■ What you will do: Copy each line of the data below exactly, leaving out pictures.

Collected data entries:
==================================================

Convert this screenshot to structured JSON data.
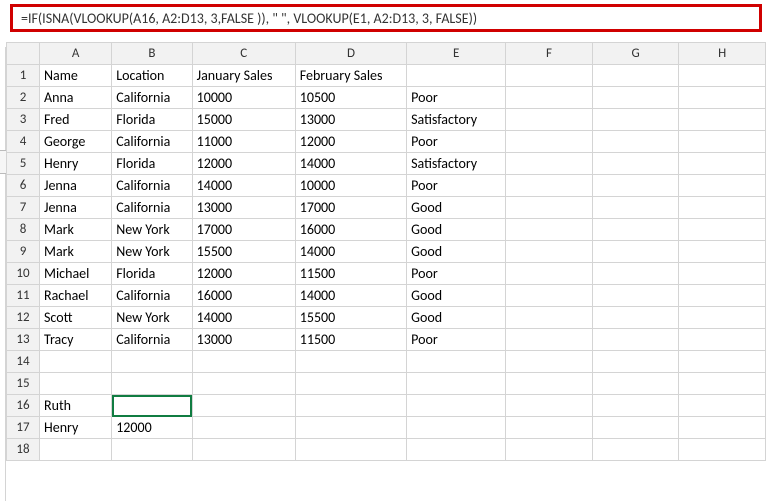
{
  "formula_bar": {
    "value": "=IF(ISNA(VLOOKUP(A16, A2:D13, 3,FALSE )), \" \", VLOOKUP(E1, A2:D13, 3, FALSE))"
  },
  "columns": [
    "A",
    "B",
    "C",
    "D",
    "E",
    "F",
    "G",
    "H"
  ],
  "row_numbers": [
    1,
    2,
    3,
    4,
    5,
    6,
    7,
    8,
    9,
    10,
    11,
    12,
    13,
    14,
    15,
    16,
    17,
    18
  ],
  "selected_cell": "B16",
  "chart_data": {
    "type": "table",
    "title": "",
    "headers": [
      "Name",
      "Location",
      "January Sales",
      "February Sales"
    ],
    "rows": [
      {
        "name": "Anna",
        "location": "California",
        "jan": 10000,
        "feb": 10500,
        "rating": "Poor"
      },
      {
        "name": "Fred",
        "location": "Florida",
        "jan": 15000,
        "feb": 13000,
        "rating": "Satisfactory"
      },
      {
        "name": "George",
        "location": "California",
        "jan": 11000,
        "feb": 12000,
        "rating": "Poor"
      },
      {
        "name": "Henry",
        "location": "Florida",
        "jan": 12000,
        "feb": 14000,
        "rating": "Satisfactory"
      },
      {
        "name": "Jenna",
        "location": "California",
        "jan": 14000,
        "feb": 10000,
        "rating": "Poor"
      },
      {
        "name": "Jenna",
        "location": "California",
        "jan": 13000,
        "feb": 17000,
        "rating": "Good"
      },
      {
        "name": "Mark",
        "location": "New York",
        "jan": 17000,
        "feb": 16000,
        "rating": "Good"
      },
      {
        "name": "Mark",
        "location": "New York",
        "jan": 15500,
        "feb": 14000,
        "rating": "Good"
      },
      {
        "name": "Michael",
        "location": "Florida",
        "jan": 12000,
        "feb": 11500,
        "rating": "Poor"
      },
      {
        "name": "Rachael",
        "location": "California",
        "jan": 16000,
        "feb": 14000,
        "rating": "Good"
      },
      {
        "name": "Scott",
        "location": "New York",
        "jan": 14000,
        "feb": 15500,
        "rating": "Good"
      },
      {
        "name": "Tracy",
        "location": "California",
        "jan": 13000,
        "feb": 11500,
        "rating": "Poor"
      }
    ],
    "lookup_rows": [
      {
        "name": "Ruth",
        "result": ""
      },
      {
        "name": "Henry",
        "result": 12000
      }
    ]
  }
}
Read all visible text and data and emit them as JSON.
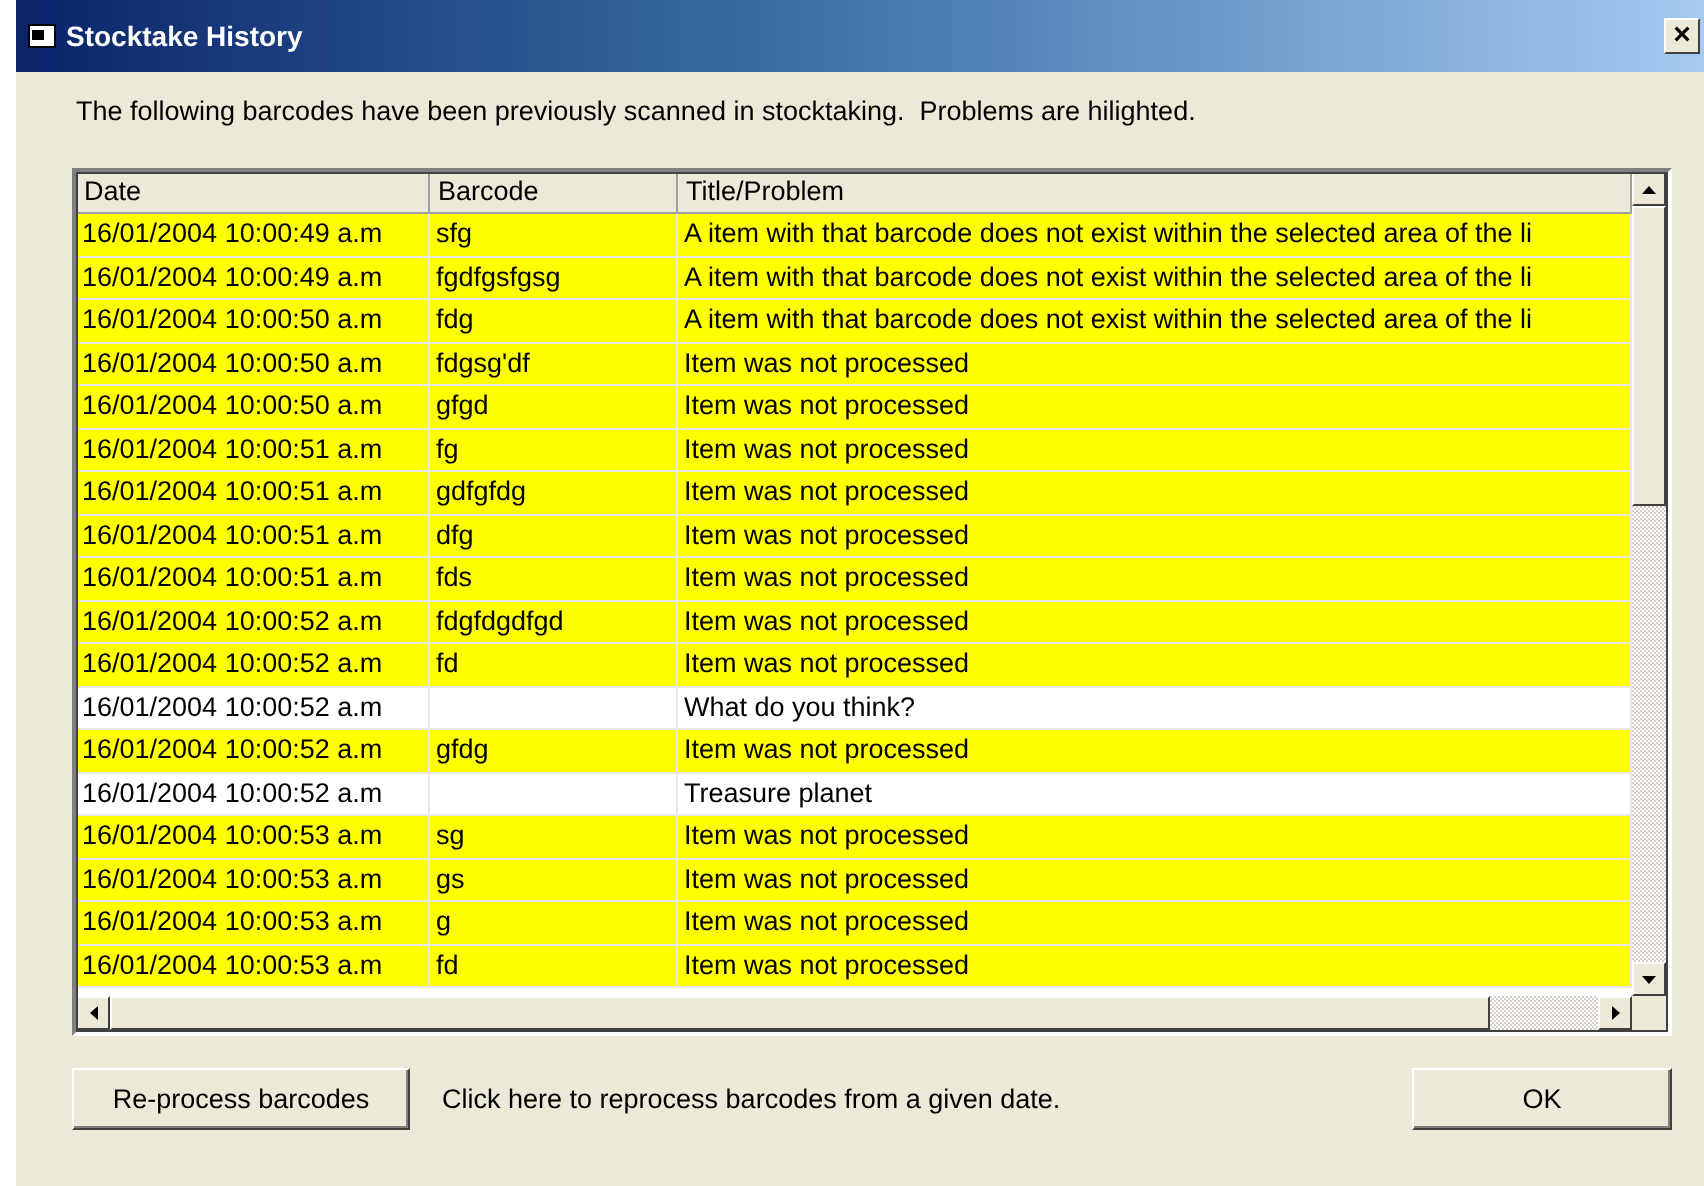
{
  "window": {
    "title": "Stocktake History",
    "close": "×"
  },
  "description": "The following barcodes have been previously scanned in stocktaking.  Problems are hilighted.",
  "table": {
    "columns": [
      "Date",
      "Barcode",
      "Title/Problem"
    ],
    "rows": [
      {
        "date": "16/01/2004 10:00:49 a.m",
        "barcode": "sfg",
        "title": "A item with that barcode does not exist within the selected area of the li",
        "highlighted": true
      },
      {
        "date": "16/01/2004 10:00:49 a.m",
        "barcode": "fgdfgsfgsg",
        "title": "A item with that barcode does not exist within the selected area of the li",
        "highlighted": true
      },
      {
        "date": "16/01/2004 10:00:50 a.m",
        "barcode": "fdg",
        "title": "A item with that barcode does not exist within the selected area of the li",
        "highlighted": true
      },
      {
        "date": "16/01/2004 10:00:50 a.m",
        "barcode": "fdgsg'df",
        "title": "Item was not processed",
        "highlighted": true
      },
      {
        "date": "16/01/2004 10:00:50 a.m",
        "barcode": "gfgd",
        "title": "Item was not processed",
        "highlighted": true
      },
      {
        "date": "16/01/2004 10:00:51 a.m",
        "barcode": "fg",
        "title": "Item was not processed",
        "highlighted": true
      },
      {
        "date": "16/01/2004 10:00:51 a.m",
        "barcode": "gdfgfdg",
        "title": "Item was not processed",
        "highlighted": true
      },
      {
        "date": "16/01/2004 10:00:51 a.m",
        "barcode": "dfg",
        "title": "Item was not processed",
        "highlighted": true
      },
      {
        "date": "16/01/2004 10:00:51 a.m",
        "barcode": "fds",
        "title": "Item was not processed",
        "highlighted": true
      },
      {
        "date": "16/01/2004 10:00:52 a.m",
        "barcode": "fdgfdgdfgd",
        "title": "Item was not processed",
        "highlighted": true
      },
      {
        "date": "16/01/2004 10:00:52 a.m",
        "barcode": "fd",
        "title": "Item was not processed",
        "highlighted": true
      },
      {
        "date": "16/01/2004 10:00:52 a.m",
        "barcode": "",
        "title": "What do you think?",
        "highlighted": false
      },
      {
        "date": "16/01/2004 10:00:52 a.m",
        "barcode": "gfdg",
        "title": "Item was not processed",
        "highlighted": true
      },
      {
        "date": "16/01/2004 10:00:52 a.m",
        "barcode": "",
        "title": "Treasure planet",
        "highlighted": false
      },
      {
        "date": "16/01/2004 10:00:53 a.m",
        "barcode": "sg",
        "title": "Item was not processed",
        "highlighted": true
      },
      {
        "date": "16/01/2004 10:00:53 a.m",
        "barcode": "gs",
        "title": "Item was not processed",
        "highlighted": true
      },
      {
        "date": "16/01/2004 10:00:53 a.m",
        "barcode": "g",
        "title": "Item was not processed",
        "highlighted": true
      },
      {
        "date": "16/01/2004 10:00:53 a.m",
        "barcode": "fd",
        "title": "Item was not processed",
        "highlighted": true
      }
    ]
  },
  "buttons": {
    "reprocess": "Re-process barcodes",
    "hint": "Click here to reprocess barcodes from a given date.",
    "ok": "OK"
  }
}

==================================================

■ Full solution:
Convert this screenshot to structured JSON data.
{
  "formula_bar": {
    "value": "=IF(ISNA(VLOOKUP(A16, A2:D13, 3,FALSE )), \" \", VLOOKUP(E1, A2:D13, 3, FALSE))"
  },
  "columns": [
    "A",
    "B",
    "C",
    "D",
    "E",
    "F",
    "G",
    "H"
  ],
  "row_numbers": [
    1,
    2,
    3,
    4,
    5,
    6,
    7,
    8,
    9,
    10,
    11,
    12,
    13,
    14,
    15,
    16,
    17,
    18
  ],
  "selected_cell": "B16",
  "chart_data": {
    "type": "table",
    "title": "",
    "headers": [
      "Name",
      "Location",
      "January Sales",
      "February Sales"
    ],
    "rows": [
      {
        "name": "Anna",
        "location": "California",
        "jan": 10000,
        "feb": 10500,
        "rating": "Poor"
      },
      {
        "name": "Fred",
        "location": "Florida",
        "jan": 15000,
        "feb": 13000,
        "rating": "Satisfactory"
      },
      {
        "name": "George",
        "location": "California",
        "jan": 11000,
        "feb": 12000,
        "rating": "Poor"
      },
      {
        "name": "Henry",
        "location": "Florida",
        "jan": 12000,
        "feb": 14000,
        "rating": "Satisfactory"
      },
      {
        "name": "Jenna",
        "location": "California",
        "jan": 14000,
        "feb": 10000,
        "rating": "Poor"
      },
      {
        "name": "Jenna",
        "location": "California",
        "jan": 13000,
        "feb": 17000,
        "rating": "Good"
      },
      {
        "name": "Mark",
        "location": "New York",
        "jan": 17000,
        "feb": 16000,
        "rating": "Good"
      },
      {
        "name": "Mark",
        "location": "New York",
        "jan": 15500,
        "feb": 14000,
        "rating": "Good"
      },
      {
        "name": "Michael",
        "location": "Florida",
        "jan": 12000,
        "feb": 11500,
        "rating": "Poor"
      },
      {
        "name": "Rachael",
        "location": "California",
        "jan": 16000,
        "feb": 14000,
        "rating": "Good"
      },
      {
        "name": "Scott",
        "location": "New York",
        "jan": 14000,
        "feb": 15500,
        "rating": "Good"
      },
      {
        "name": "Tracy",
        "location": "California",
        "jan": 13000,
        "feb": 11500,
        "rating": "Poor"
      }
    ],
    "lookup_rows": [
      {
        "name": "Ruth",
        "result": ""
      },
      {
        "name": "Henry",
        "result": 12000
      }
    ]
  }
}
Read all visible text and data and emit them as JSON.
{
  "window": {
    "title": "Stocktake History",
    "close": "×"
  },
  "description": "The following barcodes have been previously scanned in stocktaking.  Problems are hilighted.",
  "table": {
    "columns": [
      "Date",
      "Barcode",
      "Title/Problem"
    ],
    "rows": [
      {
        "date": "16/01/2004 10:00:49 a.m",
        "barcode": "sfg",
        "title": "A item with that barcode does not exist within the selected area of the li",
        "highlighted": true
      },
      {
        "date": "16/01/2004 10:00:49 a.m",
        "barcode": "fgdfgsfgsg",
        "title": "A item with that barcode does not exist within the selected area of the li",
        "highlighted": true
      },
      {
        "date": "16/01/2004 10:00:50 a.m",
        "barcode": "fdg",
        "title": "A item with that barcode does not exist within the selected area of the li",
        "highlighted": true
      },
      {
        "date": "16/01/2004 10:00:50 a.m",
        "barcode": "fdgsg'df",
        "title": "Item was not processed",
        "highlighted": true
      },
      {
        "date": "16/01/2004 10:00:50 a.m",
        "barcode": "gfgd",
        "title": "Item was not processed",
        "highlighted": true
      },
      {
        "date": "16/01/2004 10:00:51 a.m",
        "barcode": "fg",
        "title": "Item was not processed",
        "highlighted": true
      },
      {
        "date": "16/01/2004 10:00:51 a.m",
        "barcode": "gdfgfdg",
        "title": "Item was not processed",
        "highlighted": true
      },
      {
        "date": "16/01/2004 10:00:51 a.m",
        "barcode": "dfg",
        "title": "Item was not processed",
        "highlighted": true
      },
      {
        "date": "16/01/2004 10:00:51 a.m",
        "barcode": "fds",
        "title": "Item was not processed",
        "highlighted": true
      },
      {
        "date": "16/01/2004 10:00:52 a.m",
        "barcode": "fdgfdgdfgd",
        "title": "Item was not processed",
        "highlighted": true
      },
      {
        "date": "16/01/2004 10:00:52 a.m",
        "barcode": "fd",
        "title": "Item was not processed",
        "highlighted": true
      },
      {
        "date": "16/01/2004 10:00:52 a.m",
        "barcode": "",
        "title": "What do you think?",
        "highlighted": false
      },
      {
        "date": "16/01/2004 10:00:52 a.m",
        "barcode": "gfdg",
        "title": "Item was not processed",
        "highlighted": true
      },
      {
        "date": "16/01/2004 10:00:52 a.m",
        "barcode": "",
        "title": "Treasure planet",
        "highlighted": false
      },
      {
        "date": "16/01/2004 10:00:53 a.m",
        "barcode": "sg",
        "title": "Item was not processed",
        "highlighted": true
      },
      {
        "date": "16/01/2004 10:00:53 a.m",
        "barcode": "gs",
        "title": "Item was not processed",
        "highlighted": true
      },
      {
        "date": "16/01/2004 10:00:53 a.m",
        "barcode": "g",
        "title": "Item was not processed",
        "highlighted": true
      },
      {
        "date": "16/01/2004 10:00:53 a.m",
        "barcode": "fd",
        "title": "Item was not processed",
        "highlighted": true
      }
    ]
  },
  "buttons": {
    "reprocess": "Re-process barcodes",
    "hint": "Click here to reprocess barcodes from a given date.",
    "ok": "OK"
  }
}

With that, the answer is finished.